_TASK PROMPT_
Print all the entries verbatim.

++++++++++

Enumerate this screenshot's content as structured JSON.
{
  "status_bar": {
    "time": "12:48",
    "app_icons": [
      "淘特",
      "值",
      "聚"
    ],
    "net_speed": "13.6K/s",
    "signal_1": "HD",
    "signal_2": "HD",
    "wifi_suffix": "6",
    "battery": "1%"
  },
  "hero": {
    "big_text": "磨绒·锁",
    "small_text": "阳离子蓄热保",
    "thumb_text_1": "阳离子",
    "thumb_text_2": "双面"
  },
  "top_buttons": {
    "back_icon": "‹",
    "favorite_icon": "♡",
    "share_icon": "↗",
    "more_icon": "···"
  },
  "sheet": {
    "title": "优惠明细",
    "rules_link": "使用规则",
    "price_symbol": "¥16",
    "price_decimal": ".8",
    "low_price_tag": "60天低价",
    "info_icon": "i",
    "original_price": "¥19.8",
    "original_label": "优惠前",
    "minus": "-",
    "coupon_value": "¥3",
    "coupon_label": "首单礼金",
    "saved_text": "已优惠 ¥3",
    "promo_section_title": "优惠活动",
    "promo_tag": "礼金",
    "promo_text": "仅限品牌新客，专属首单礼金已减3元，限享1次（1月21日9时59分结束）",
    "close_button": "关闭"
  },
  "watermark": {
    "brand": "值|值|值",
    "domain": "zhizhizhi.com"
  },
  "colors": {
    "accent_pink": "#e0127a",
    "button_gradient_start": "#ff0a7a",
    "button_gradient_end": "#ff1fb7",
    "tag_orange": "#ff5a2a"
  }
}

++++++++++

_COMPLETE OUTPUT_
Enumerate this screenshot's content as structured JSON.
{
  "status_bar": {
    "time": "12:48",
    "app_icons": [
      "淘特",
      "值",
      "聚"
    ],
    "net_speed": "13.6K/s",
    "signal_1": "HD",
    "signal_2": "HD",
    "wifi_suffix": "6",
    "battery": "1%"
  },
  "hero": {
    "big_text": "磨绒·锁",
    "small_text": "阳离子蓄热保",
    "thumb_text_1": "阳离子",
    "thumb_text_2": "双面"
  },
  "top_buttons": {
    "back_icon": "‹",
    "favorite_icon": "♡",
    "share_icon": "↗",
    "more_icon": "···"
  },
  "sheet": {
    "title": "优惠明细",
    "rules_link": "使用规则",
    "price_symbol": "¥16",
    "price_decimal": ".8",
    "low_price_tag": "60天低价",
    "info_icon": "i",
    "original_price": "¥19.8",
    "original_label": "优惠前",
    "minus": "-",
    "coupon_value": "¥3",
    "coupon_label": "首单礼金",
    "saved_text": "已优惠 ¥3",
    "promo_section_title": "优惠活动",
    "promo_tag": "礼金",
    "promo_text": "仅限品牌新客，专属首单礼金已减3元，限享1次（1月21日9时59分结束）",
    "close_button": "关闭"
  },
  "watermark": {
    "brand": "值|值|值",
    "domain": "zhizhizhi.com"
  },
  "colors": {
    "accent_pink": "#e0127a",
    "button_gradient_start": "#ff0a7a",
    "button_gradient_end": "#ff1fb7",
    "tag_orange": "#ff5a2a"
  }
}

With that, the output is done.